To do: Scan the entries below and extract each line with the word "text" in it.

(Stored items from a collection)

+--

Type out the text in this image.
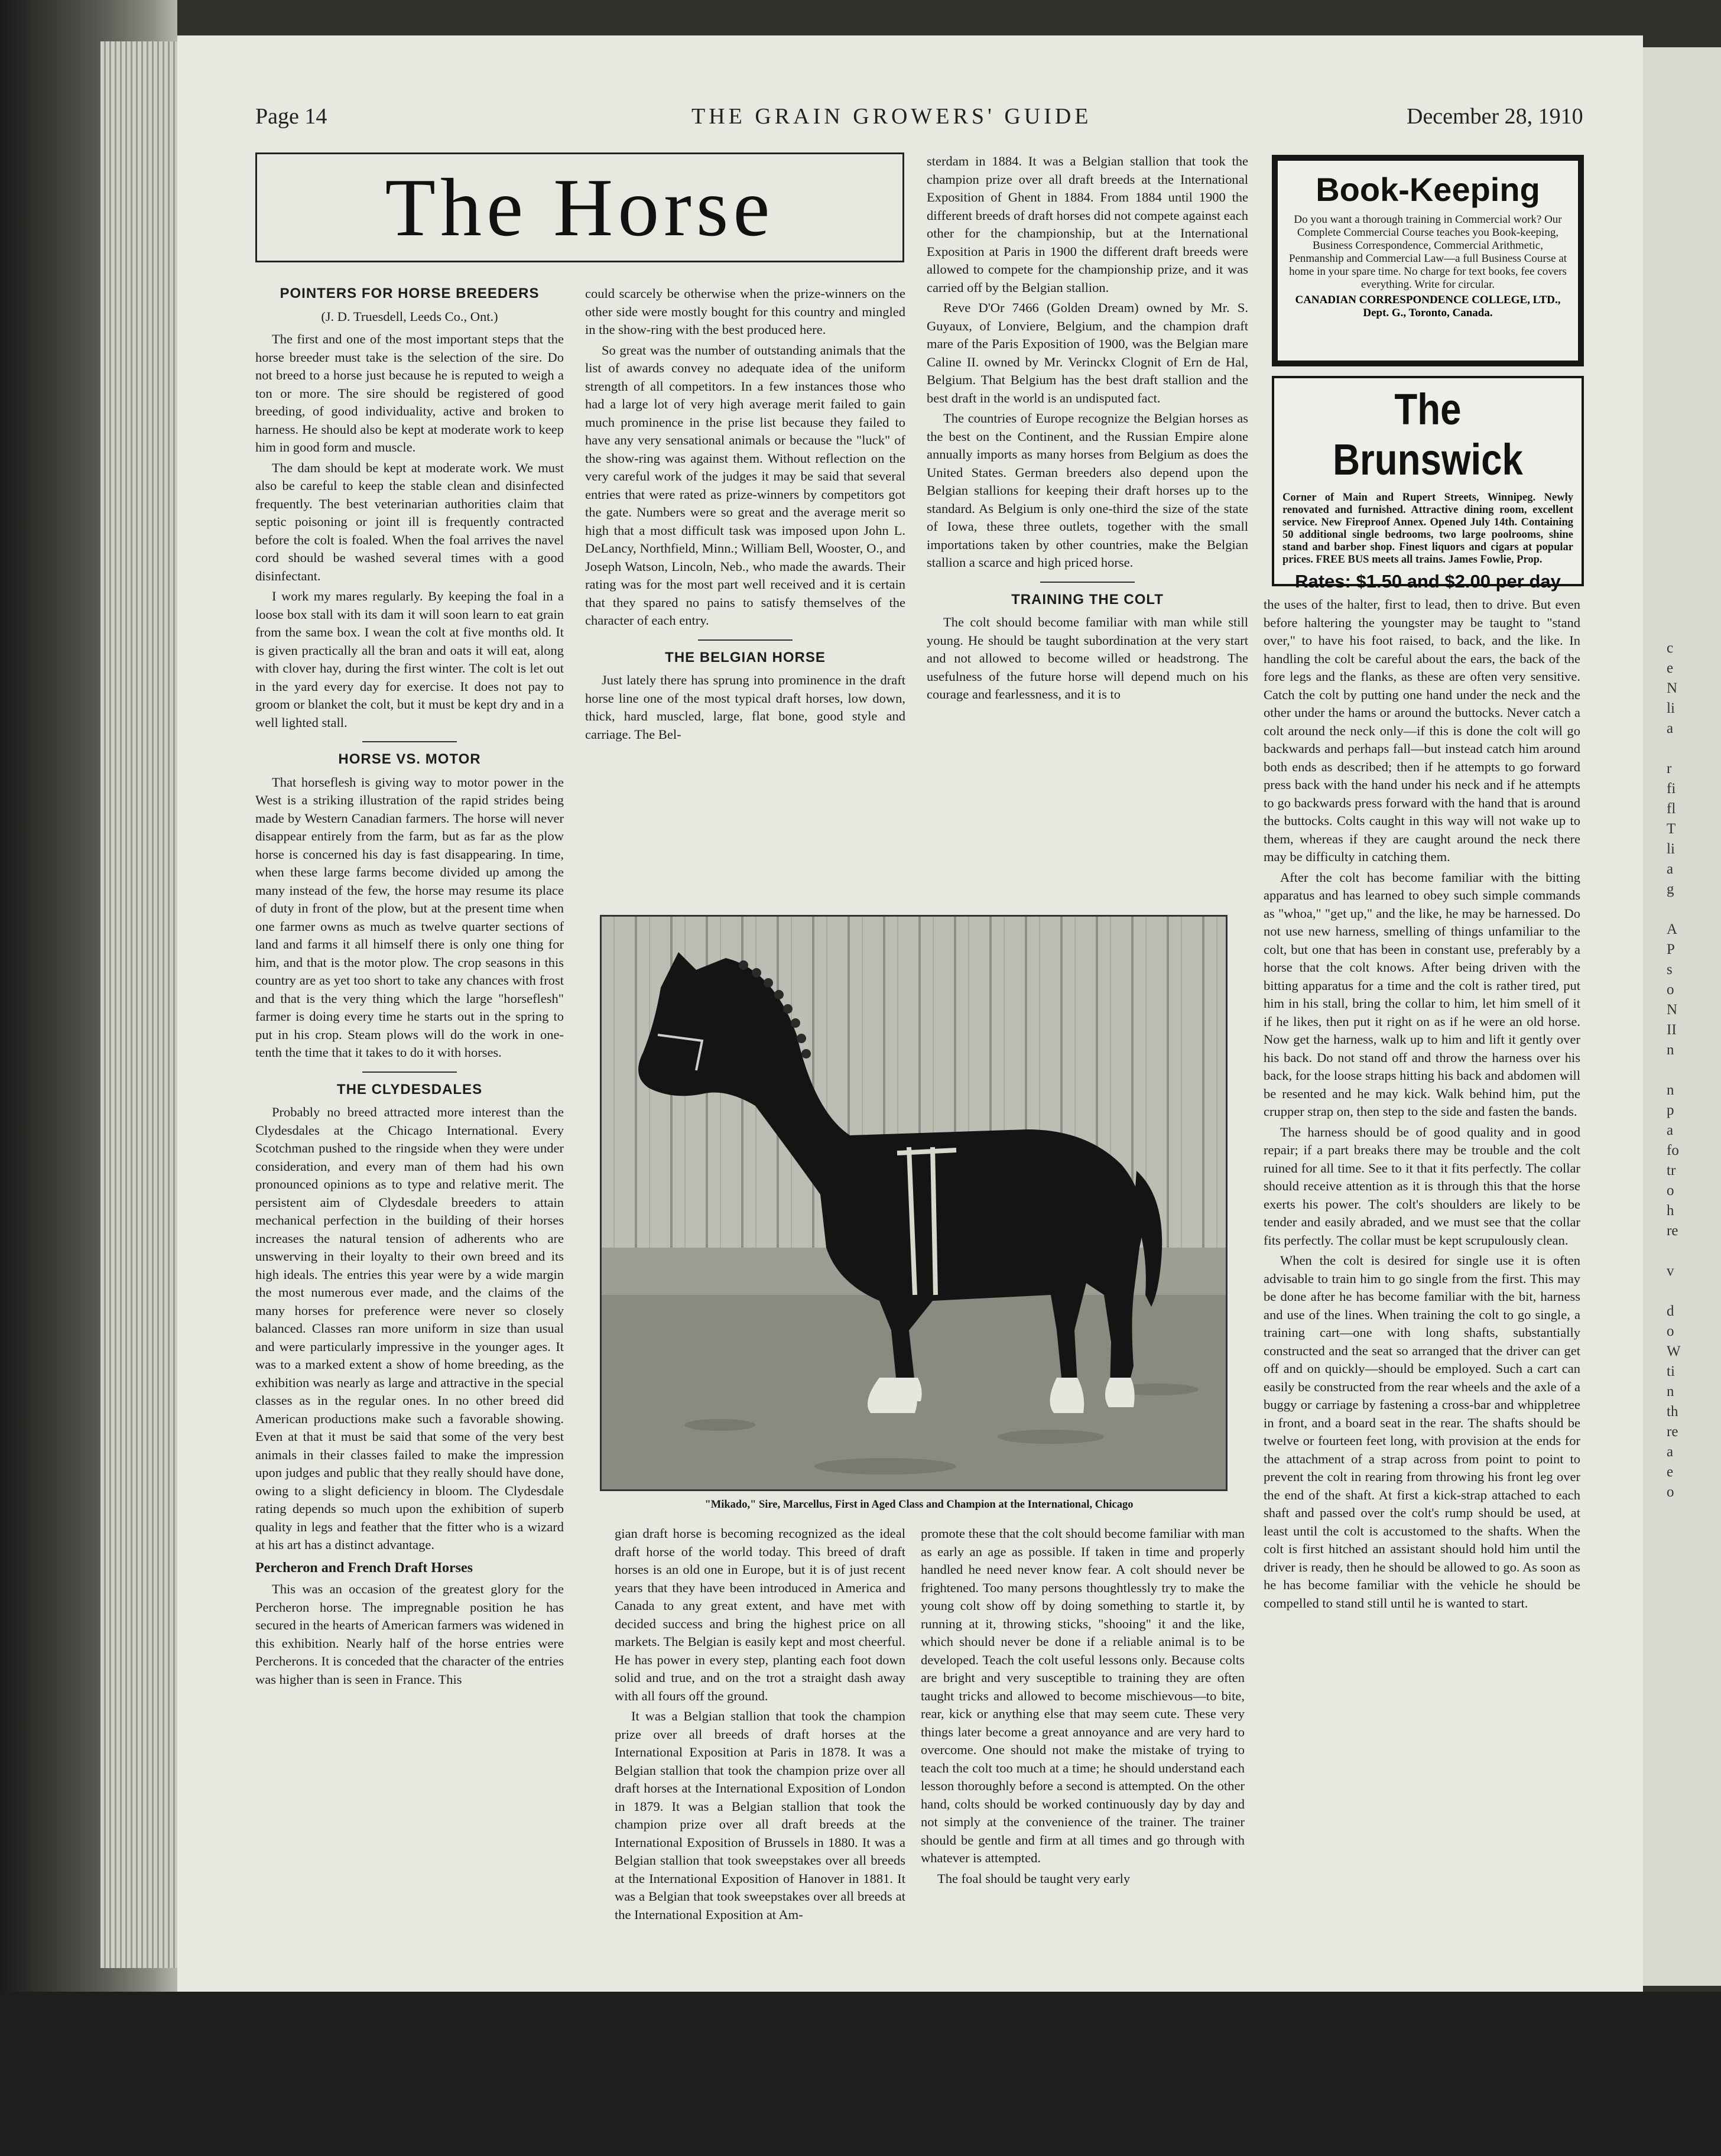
c
e
N
li
a

r
fi
fl
T
li
a
g

A
P
s
o
N
II
n

n
p
a
fo
tr
o
h
re

v

d
o
W
ti
n
th
re
a
e
o
Page 14	THE GRAIN GROWERS' GUIDE	December 28, 1910
The Horse
POINTERS FOR HORSE BREEDERS

(J. D. Truesdell, Leeds Co., Ont.)

The first and one of the most important steps that the horse breeder must take is the selection of the sire. Do not breed to a horse just because he is reputed to weigh a ton or more. The sire should be registered of good breeding, of good individuality, active and broken to harness. He should also be kept at moderate work to keep him in good form and muscle.

The dam should be kept at moderate work. We must also be careful to keep the stable clean and disinfected frequently. The best veterinarian authorities claim that septic poisoning or joint ill is frequently contracted before the colt is foaled. When the foal arrives the navel cord should be washed several times with a good disinfectant.

I work my mares regularly. By keeping the foal in a loose box stall with its dam it will soon learn to eat grain from the same box. I wean the colt at five months old. It is given practically all the bran and oats it will eat, along with clover hay, during the first winter. The colt is let out in the yard every day for exercise. It does not pay to groom or blanket the colt, but it must be kept dry and in a well lighted stall.

HORSE VS. MOTOR

That horseflesh is giving way to motor power in the West is a striking illustration of the rapid strides being made by Western Canadian farmers. The horse will never disappear entirely from the farm, but as far as the plow horse is concerned his day is fast disappearing. In time, when these large farms become divided up among the many instead of the few, the horse may resume its place of duty in front of the plow, but at the present time when one farmer owns as much as twelve quarter sections of land and farms it all himself there is only one thing for him, and that is the motor plow. The crop seasons in this country are as yet too short to take any chances with frost and that is the very thing which the large "horseflesh" farmer is doing every time he starts out in the spring to put in his crop. Steam plows will do the work in one-tenth the time that it takes to do it with horses.

THE CLYDESDALES

Probably no breed attracted more interest than the Clydesdales at the Chicago International. Every Scotchman pushed to the ringside when they were under consideration, and every man of them had his own pronounced opinions as to type and relative merit. The persistent aim of Clydesdale breeders to attain mechanical perfection in the building of their horses increases the natural tension of adherents who are unswerving in their loyalty to their own breed and its high ideals. The entries this year were by a wide margin the most numerous ever made, and the claims of the many horses for preference were never so closely balanced. Classes ran more uniform in size than usual and were particularly impressive in the younger ages. It was to a marked extent a show of home breeding, as the exhibition was nearly as large and attractive in the special classes as in the regular ones. In no other breed did American productions make such a favorable showing. Even at that it must be said that some of the very best animals in their classes failed to make the impression upon judges and public that they really should have done, owing to a slight deficiency in bloom. The Clydesdale rating depends so much upon the exhibition of superb quality in legs and feather that the fitter who is a wizard at his art has a distinct advantage.

Percheron and French Draft Horses

This was an occasion of the greatest glory for the Percheron horse. The impregnable position he has secured in the hearts of American farmers was widened in this exhibition. Nearly half of the horse entries were Percherons. It is conceded that the character of the entries was higher than is seen in France. This

could scarcely be otherwise when the prize-winners on the other side were mostly bought for this country and mingled in the show-ring with the best produced here.

So great was the number of outstanding animals that the list of awards convey no adequate idea of the uniform strength of all competitors. In a few instances those who had a large lot of very high average merit failed to gain much prominence in the prise list because they failed to have any very sensational animals or because the "luck" of the show-ring was against them. Without reflection on the very careful work of the judges it may be said that several entries that were rated as prize-winners by competitors got the gate. Numbers were so great and the average merit so high that a most difficult task was imposed upon John L. DeLancy, Northfield, Minn.; William Bell, Wooster, O., and Joseph Watson, Lincoln, Neb., who made the awards. Their rating was for the most part well received and it is certain that they spared no pains to satisfy themselves of the character of each entry.

THE BELGIAN HORSE

Just lately there has sprung into prominence in the draft horse line one of the most typical draft horses, low down, thick, hard muscled, large, flat bone, good style and carriage. The Bel-

sterdam in 1884. It was a Belgian stallion that took the champion prize over all draft breeds at the International Exposition of Ghent in 1884. From 1884 until 1900 the different breeds of draft horses did not compete against each other for the championship, but at the International Exposition at Paris in 1900 the different draft breeds were allowed to compete for the championship prize, and it was carried off by the Belgian stallion.

Reve D'Or 7466 (Golden Dream) owned by Mr. S. Guyaux, of Lonviere, Belgium, and the champion draft mare of the Paris Exposition of 1900, was the Belgian mare Caline II. owned by Mr. Verinckx Clognit of Ern de Hal, Belgium. That Belgium has the best draft stallion and the best draft in the world is an undisputed fact.

The countries of Europe recognize the Belgian horses as the best on the Continent, and the Russian Empire alone annually imports as many horses from Belgium as does the United States. German breeders also depend upon the Belgian stallions for keeping their draft horses up to the standard. As Belgium is only one-third the size of the state of Iowa, these three outlets, together with the small importations taken by other countries, make the Belgian stallion a scarce and high priced horse.

TRAINING THE COLT

The colt should become familiar with man while still young. He should be taught subordination at the very start and not allowed to become willed or headstrong. The usefulness of the future horse will depend much on his courage and fearlessness, and it is to

Book-Keeping
Do you want a thorough training in Commercial work? Our Complete Commercial Course teaches you Book-keeping, Business Correspondence, Commercial Arithmetic, Penmanship and Commercial Law—a full Business Course at home in your spare time. No charge for text books, fee covers everything. Write for circular.
CANADIAN CORRESPONDENCE COLLEGE, LTD., Dept. G., Toronto, Canada.
The Brunswick
Corner of Main and Rupert Streets, Winnipeg. Newly renovated and furnished. Attractive dining room, excellent service. New Fireproof Annex. Opened July 14th. Containing 50 additional single bedrooms, two large poolrooms, shine stand and barber shop. Finest liquors and cigars at popular prices. FREE BUS meets all trains. James Fowlie, Prop.
Rates: $1.50 and $2.00 per day

the uses of the halter, first to lead, then to drive. But even before haltering the youngster may be taught to "stand over," to have his foot raised, to back, and the like. In handling the colt be careful about the ears, the back of the fore legs and the flanks, as these are often very sensitive. Catch the colt by putting one hand under the neck and the other under the hams or around the buttocks. Never catch a colt around the neck only—if this is done the colt will go backwards and perhaps fall—but instead catch him around both ends as described; then if he attempts to go forward press back with the hand under his neck and if he attempts to go backwards press forward with the hand that is around the buttocks. Colts caught in this way will not wake up to them, whereas if they are caught around the neck there may be difficulty in catching them.

After the colt has become familiar with the bitting apparatus and has learned to obey such simple commands as "whoa," "get up," and the like, he may be harnessed. Do not use new harness, smelling of things unfamiliar to the colt, but one that has been in constant use, preferably by a horse that the colt knows. After being driven with the bitting apparatus for a time and the colt is rather tired, put him in his stall, bring the collar to him, let him smell of it if he likes, then put it right on as if he were an old horse. Now get the harness, walk up to him and lift it gently over his back. Do not stand off and throw the harness over his back, for the loose straps hitting his back and abdomen will be resented and he may kick. Walk behind him, put the crupper strap on, then step to the side and fasten the bands.

The harness should be of good quality and in good repair; if a part breaks there may be trouble and the colt ruined for all time. See to it that it fits perfectly. The collar should receive attention as it is through this that the horse exerts his power. The colt's shoulders are likely to be tender and easily abraded, and we must see that the collar fits perfectly. The collar must be kept scrupulously clean.

When the colt is desired for single use it is often advisable to train him to go single from the first. This may be done after he has become familiar with the bit, harness and use of the lines. When training the colt to go single, a training cart—one with long shafts, substantially constructed and the seat so arranged that the driver can get off and on quickly—should be employed. Such a cart can easily be constructed from the rear wheels and the axle of a buggy or carriage by fastening a cross-bar and whippletree in front, and a board seat in the rear. The shafts should be twelve or fourteen feet long, with provision at the ends for the attachment of a strap across from point to point to prevent the colt in rearing from throwing his front leg over the end of the shaft. At first a kick-strap attached to each shaft and passed over the colt's rump should be used, at least until the colt is accustomed to the shafts. When the colt is first hitched an assistant should hold him until the driver is ready, then he should be allowed to go. As soon as he has become familiar with the vehicle he should be compelled to stand still until he is wanted to start.

"Mikado," Sire, Marcellus, First in Aged Class and Champion at the International, Chicago

gian draft horse is becoming recognized as the ideal draft horse of the world today. This breed of draft horses is an old one in Europe, but it is of just recent years that they have been introduced in America and Canada to any great extent, and have met with decided success and bring the highest price on all markets. The Belgian is easily kept and most cheerful. He has power in every step, planting each foot down solid and true, and on the trot a straight dash away with all fours off the ground.

It was a Belgian stallion that took the champion prize over all breeds of draft horses at the International Exposition at Paris in 1878. It was a Belgian stallion that took the champion prize over all draft horses at the International Exposition of London in 1879. It was a Belgian stallion that took the champion prize over all draft breeds at the International Exposition of Brussels in 1880. It was a Belgian stallion that took sweepstakes over all breeds at the International Exposition of Hanover in 1881. It was a Belgian that took sweepstakes over all breeds at the International Exposition at Am-

promote these that the colt should become familiar with man as early an age as possible. If taken in time and properly handled he need never know fear. A colt should never be frightened. Too many persons thoughtlessly try to make the young colt show off by doing something to startle it, by running at it, throwing sticks, "shooing" it and the like, which should never be done if a reliable animal is to be developed. Teach the colt useful lessons only. Because colts are bright and very susceptible to training they are often taught tricks and allowed to become mischievous—to bite, rear, kick or anything else that may seem cute. These very things later become a great annoyance and are very hard to overcome. One should not make the mistake of trying to teach the colt too much at a time; he should understand each lesson thoroughly before a second is attempted. On the other hand, colts should be worked continuously day by day and not simply at the convenience of the trainer. The trainer should be gentle and firm at all times and go through with whatever is attempted.

The foal should be taught very early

+--

Output:
Type out the text in this image.
Do you want a thorough training in Commercial work? Our Complete Commercial Course teaches you Book-keeping, Business Correspondence, Commercial Arithmetic, Penmanship and Commercial Law—a full Business Course at home in your spare time. No charge for text books, fee covers everything. Write for circular.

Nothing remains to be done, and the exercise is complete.